RECORDS SUPPLIED —

....

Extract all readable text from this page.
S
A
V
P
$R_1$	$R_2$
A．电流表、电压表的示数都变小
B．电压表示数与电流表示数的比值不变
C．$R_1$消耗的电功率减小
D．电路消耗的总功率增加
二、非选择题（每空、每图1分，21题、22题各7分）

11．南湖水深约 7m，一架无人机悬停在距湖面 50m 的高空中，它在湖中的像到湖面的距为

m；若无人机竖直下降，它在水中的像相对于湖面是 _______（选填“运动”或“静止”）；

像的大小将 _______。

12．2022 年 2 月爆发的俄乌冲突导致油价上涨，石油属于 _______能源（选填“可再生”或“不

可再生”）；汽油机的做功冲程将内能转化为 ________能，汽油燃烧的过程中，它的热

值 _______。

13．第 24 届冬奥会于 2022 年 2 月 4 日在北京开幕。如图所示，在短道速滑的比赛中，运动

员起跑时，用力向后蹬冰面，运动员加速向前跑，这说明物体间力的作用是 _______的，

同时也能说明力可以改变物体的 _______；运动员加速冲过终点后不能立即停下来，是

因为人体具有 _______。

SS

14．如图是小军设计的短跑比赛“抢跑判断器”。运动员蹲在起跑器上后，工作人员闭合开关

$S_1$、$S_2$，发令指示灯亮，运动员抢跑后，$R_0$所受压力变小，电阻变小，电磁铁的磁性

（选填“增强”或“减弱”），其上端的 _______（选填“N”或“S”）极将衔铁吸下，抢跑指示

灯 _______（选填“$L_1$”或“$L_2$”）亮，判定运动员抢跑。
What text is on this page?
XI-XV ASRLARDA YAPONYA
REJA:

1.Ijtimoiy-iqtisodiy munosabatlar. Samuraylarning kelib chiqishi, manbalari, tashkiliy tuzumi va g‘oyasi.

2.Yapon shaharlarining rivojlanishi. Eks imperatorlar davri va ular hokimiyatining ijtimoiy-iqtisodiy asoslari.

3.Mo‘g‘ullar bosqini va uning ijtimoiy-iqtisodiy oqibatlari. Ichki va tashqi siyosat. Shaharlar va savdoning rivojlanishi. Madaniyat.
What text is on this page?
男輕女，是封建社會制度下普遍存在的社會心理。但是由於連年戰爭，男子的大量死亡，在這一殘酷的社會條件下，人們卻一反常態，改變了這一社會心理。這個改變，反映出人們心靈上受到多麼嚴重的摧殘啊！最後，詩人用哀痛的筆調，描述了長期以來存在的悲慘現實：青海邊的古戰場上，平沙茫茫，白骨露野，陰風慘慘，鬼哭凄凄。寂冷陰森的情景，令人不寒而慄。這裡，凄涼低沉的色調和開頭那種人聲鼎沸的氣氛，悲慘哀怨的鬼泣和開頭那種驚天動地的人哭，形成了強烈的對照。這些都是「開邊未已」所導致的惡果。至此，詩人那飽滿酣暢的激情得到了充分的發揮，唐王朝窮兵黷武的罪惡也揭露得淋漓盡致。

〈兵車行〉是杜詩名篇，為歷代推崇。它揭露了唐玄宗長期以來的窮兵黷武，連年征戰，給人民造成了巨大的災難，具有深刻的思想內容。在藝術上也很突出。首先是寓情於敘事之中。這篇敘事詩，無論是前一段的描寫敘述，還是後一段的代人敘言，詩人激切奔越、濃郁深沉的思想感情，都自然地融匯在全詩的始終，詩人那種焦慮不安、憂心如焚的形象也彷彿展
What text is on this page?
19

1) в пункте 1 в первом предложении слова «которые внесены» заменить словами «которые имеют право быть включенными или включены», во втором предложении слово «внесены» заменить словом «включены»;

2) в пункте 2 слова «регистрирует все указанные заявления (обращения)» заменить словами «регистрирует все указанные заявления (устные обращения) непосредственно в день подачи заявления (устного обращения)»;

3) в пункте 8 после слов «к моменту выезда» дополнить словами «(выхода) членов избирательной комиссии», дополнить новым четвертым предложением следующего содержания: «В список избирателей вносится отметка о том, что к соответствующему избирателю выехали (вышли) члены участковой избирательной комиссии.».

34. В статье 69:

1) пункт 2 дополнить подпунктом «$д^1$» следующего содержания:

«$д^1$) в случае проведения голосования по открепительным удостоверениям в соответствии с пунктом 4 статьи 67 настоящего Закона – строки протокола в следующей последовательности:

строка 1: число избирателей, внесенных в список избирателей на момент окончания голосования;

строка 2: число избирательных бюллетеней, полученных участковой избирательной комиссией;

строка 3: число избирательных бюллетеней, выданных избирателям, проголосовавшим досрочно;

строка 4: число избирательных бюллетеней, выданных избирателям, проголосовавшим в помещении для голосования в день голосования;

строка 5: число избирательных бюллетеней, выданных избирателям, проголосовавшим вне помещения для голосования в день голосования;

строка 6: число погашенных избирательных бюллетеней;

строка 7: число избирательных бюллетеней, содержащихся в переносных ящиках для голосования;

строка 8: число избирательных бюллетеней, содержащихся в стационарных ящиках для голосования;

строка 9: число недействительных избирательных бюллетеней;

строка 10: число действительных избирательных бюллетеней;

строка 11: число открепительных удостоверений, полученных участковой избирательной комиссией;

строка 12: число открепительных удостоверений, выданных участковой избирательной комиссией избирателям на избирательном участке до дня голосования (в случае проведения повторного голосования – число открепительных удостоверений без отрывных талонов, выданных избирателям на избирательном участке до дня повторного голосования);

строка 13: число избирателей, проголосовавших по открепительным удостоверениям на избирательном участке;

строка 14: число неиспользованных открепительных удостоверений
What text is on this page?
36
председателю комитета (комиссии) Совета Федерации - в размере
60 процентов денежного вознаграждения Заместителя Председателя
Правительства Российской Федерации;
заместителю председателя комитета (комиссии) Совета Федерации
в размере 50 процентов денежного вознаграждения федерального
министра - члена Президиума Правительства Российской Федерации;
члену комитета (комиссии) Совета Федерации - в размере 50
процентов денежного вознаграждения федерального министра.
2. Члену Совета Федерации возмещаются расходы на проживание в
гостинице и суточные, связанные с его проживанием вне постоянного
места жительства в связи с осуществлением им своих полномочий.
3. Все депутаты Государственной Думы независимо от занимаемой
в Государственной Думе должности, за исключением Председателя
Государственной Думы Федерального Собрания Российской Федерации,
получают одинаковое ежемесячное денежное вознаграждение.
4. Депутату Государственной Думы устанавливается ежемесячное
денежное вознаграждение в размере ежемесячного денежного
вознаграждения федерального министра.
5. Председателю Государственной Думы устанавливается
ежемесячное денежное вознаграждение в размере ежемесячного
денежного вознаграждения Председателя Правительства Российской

....

WHAT YOU ARE ASKED TO DO — Write out the data again, exactly and in full.

RESULT OF THIS TASK —
Extract all readable text from this page.
S
A
V
P
$R_1$	$R_2$
A．电流表、电压表的示数都变小
B．电压表示数与电流表示数的比值不变
C．$R_1$消耗的电功率减小
D．电路消耗的总功率增加
二、非选择题（每空、每图1分，21题、22题各7分）

11．南湖水深约 7m，一架无人机悬停在距湖面 50m 的高空中，它在湖中的像到湖面的距为

m；若无人机竖直下降，它在水中的像相对于湖面是 _______（选填“运动”或“静止”）；

像的大小将 _______。

12．2022 年 2 月爆发的俄乌冲突导致油价上涨，石油属于 _______能源（选填“可再生”或“不

可再生”）；汽油机的做功冲程将内能转化为 ________能，汽油燃烧的过程中，它的热

值 _______。

13．第 24 届冬奥会于 2022 年 2 月 4 日在北京开幕。如图所示，在短道速滑的比赛中，运动

员起跑时，用力向后蹬冰面，运动员加速向前跑，这说明物体间力的作用是 _______的，

同时也能说明力可以改变物体的 _______；运动员加速冲过终点后不能立即停下来，是

因为人体具有 _______。

SS

14．如图是小军设计的短跑比赛“抢跑判断器”。运动员蹲在起跑器上后，工作人员闭合开关

$S_1$、$S_2$，发令指示灯亮，运动员抢跑后，$R_0$所受压力变小，电阻变小，电磁铁的磁性

（选填“增强”或“减弱”），其上端的 _______（选填“N”或“S”）极将衔铁吸下，抢跑指示

灯 _______（选填“$L_1$”或“$L_2$”）亮，判定运动员抢跑。
What text is on this page?
XI-XV ASRLARDA YAPONYA
REJA:

1.Ijtimoiy-iqtisodiy munosabatlar. Samuraylarning kelib chiqishi, manbalari, tashkiliy tuzumi va g‘oyasi.

2.Yapon shaharlarining rivojlanishi. Eks imperatorlar davri va ular hokimiyatining ijtimoiy-iqtisodiy asoslari.

3.Mo‘g‘ullar bosqini va uning ijtimoiy-iqtisodiy oqibatlari. Ichki va tashqi siyosat. Shaharlar va savdoning rivojlanishi. Madaniyat.
What text is on this page?
男輕女，是封建社會制度下普遍存在的社會心理。但是由於連年戰爭，男子的大量死亡，在這一殘酷的社會條件下，人們卻一反常態，改變了這一社會心理。這個改變，反映出人們心靈上受到多麼嚴重的摧殘啊！最後，詩人用哀痛的筆調，描述了長期以來存在的悲慘現實：青海邊的古戰場上，平沙茫茫，白骨露野，陰風慘慘，鬼哭凄凄。寂冷陰森的情景，令人不寒而慄。這裡，凄涼低沉的色調和開頭那種人聲鼎沸的氣氛，悲慘哀怨的鬼泣和開頭那種驚天動地的人哭，形成了強烈的對照。這些都是「開邊未已」所導致的惡果。至此，詩人那飽滿酣暢的激情得到了充分的發揮，唐王朝窮兵黷武的罪惡也揭露得淋漓盡致。

〈兵車行〉是杜詩名篇，為歷代推崇。它揭露了唐玄宗長期以來的窮兵黷武，連年征戰，給人民造成了巨大的災難，具有深刻的思想內容。在藝術上也很突出。首先是寓情於敘事之中。這篇敘事詩，無論是前一段的描寫敘述，還是後一段的代人敘言，詩人激切奔越、濃郁深沉的思想感情，都自然地融匯在全詩的始終，詩人那種焦慮不安、憂心如焚的形象也彷彿展
What text is on this page?
19

1) в пункте 1 в первом предложении слова «которые внесены» заменить словами «которые имеют право быть включенными или включены», во втором предложении слово «внесены» заменить словом «включены»;

2) в пункте 2 слова «регистрирует все указанные заявления (обращения)» заменить словами «регистрирует все указанные заявления (устные обращения) непосредственно в день подачи заявления (устного обращения)»;

3) в пункте 8 после слов «к моменту выезда» дополнить словами «(выхода) членов избирательной комиссии», дополнить новым четвертым предложением следующего содержания: «В список избирателей вносится отметка о том, что к соответствующему избирателю выехали (вышли) члены участковой избирательной комиссии.».

34. В статье 69:

1) пункт 2 дополнить подпунктом «$д^1$» следующего содержания:

«$д^1$) в случае проведения голосования по открепительным удостоверениям в соответствии с пунктом 4 статьи 67 настоящего Закона – строки протокола в следующей последовательности:

строка 1: число избирателей, внесенных в список избирателей на момент окончания голосования;

строка 2: число избирательных бюллетеней, полученных участковой избирательной комиссией;

строка 3: число избирательных бюллетеней, выданных избирателям, проголосовавшим досрочно;

строка 4: число избирательных бюллетеней, выданных избирателям, проголосовавшим в помещении для голосования в день голосования;

строка 5: число избирательных бюллетеней, выданных избирателям, проголосовавшим вне помещения для голосования в день голосования;

строка 6: число погашенных избирательных бюллетеней;

строка 7: число избирательных бюллетеней, содержащихся в переносных ящиках для голосования;

строка 8: число избирательных бюллетеней, содержащихся в стационарных ящиках для голосования;

строка 9: число недействительных избирательных бюллетеней;

строка 10: число действительных избирательных бюллетеней;

строка 11: число открепительных удостоверений, полученных участковой избирательной комиссией;

строка 12: число открепительных удостоверений, выданных участковой избирательной комиссией избирателям на избирательном участке до дня голосования (в случае проведения повторного голосования – число открепительных удостоверений без отрывных талонов, выданных избирателям на избирательном участке до дня повторного голосования);

строка 13: число избирателей, проголосовавших по открепительным удостоверениям на избирательном участке;

строка 14: число неиспользованных открепительных удостоверений
What text is on this page?
36
председателю комитета (комиссии) Совета Федерации - в размере
60 процентов денежного вознаграждения Заместителя Председателя
Правительства Российской Федерации;
заместителю председателя комитета (комиссии) Совета Федерации
в размере 50 процентов денежного вознаграждения федерального
министра - члена Президиума Правительства Российской Федерации;
члену комитета (комиссии) Совета Федерации - в размере 50
процентов денежного вознаграждения федерального министра.
2. Члену Совета Федерации возмещаются расходы на проживание в
гостинице и суточные, связанные с его проживанием вне постоянного
места жительства в связи с осуществлением им своих полномочий.
3. Все депутаты Государственной Думы независимо от занимаемой
в Государственной Думе должности, за исключением Председателя
Государственной Думы Федерального Собрания Российской Федерации,
получают одинаковое ежемесячное денежное вознаграждение.
4. Депутату Государственной Думы устанавливается ежемесячное
денежное вознаграждение в размере ежемесячного денежного
вознаграждения федерального министра.
5. Председателю Государственной Думы устанавливается
ежемесячное денежное вознаграждение в размере ежемесячного
денежного вознаграждения Председателя Правительства Российской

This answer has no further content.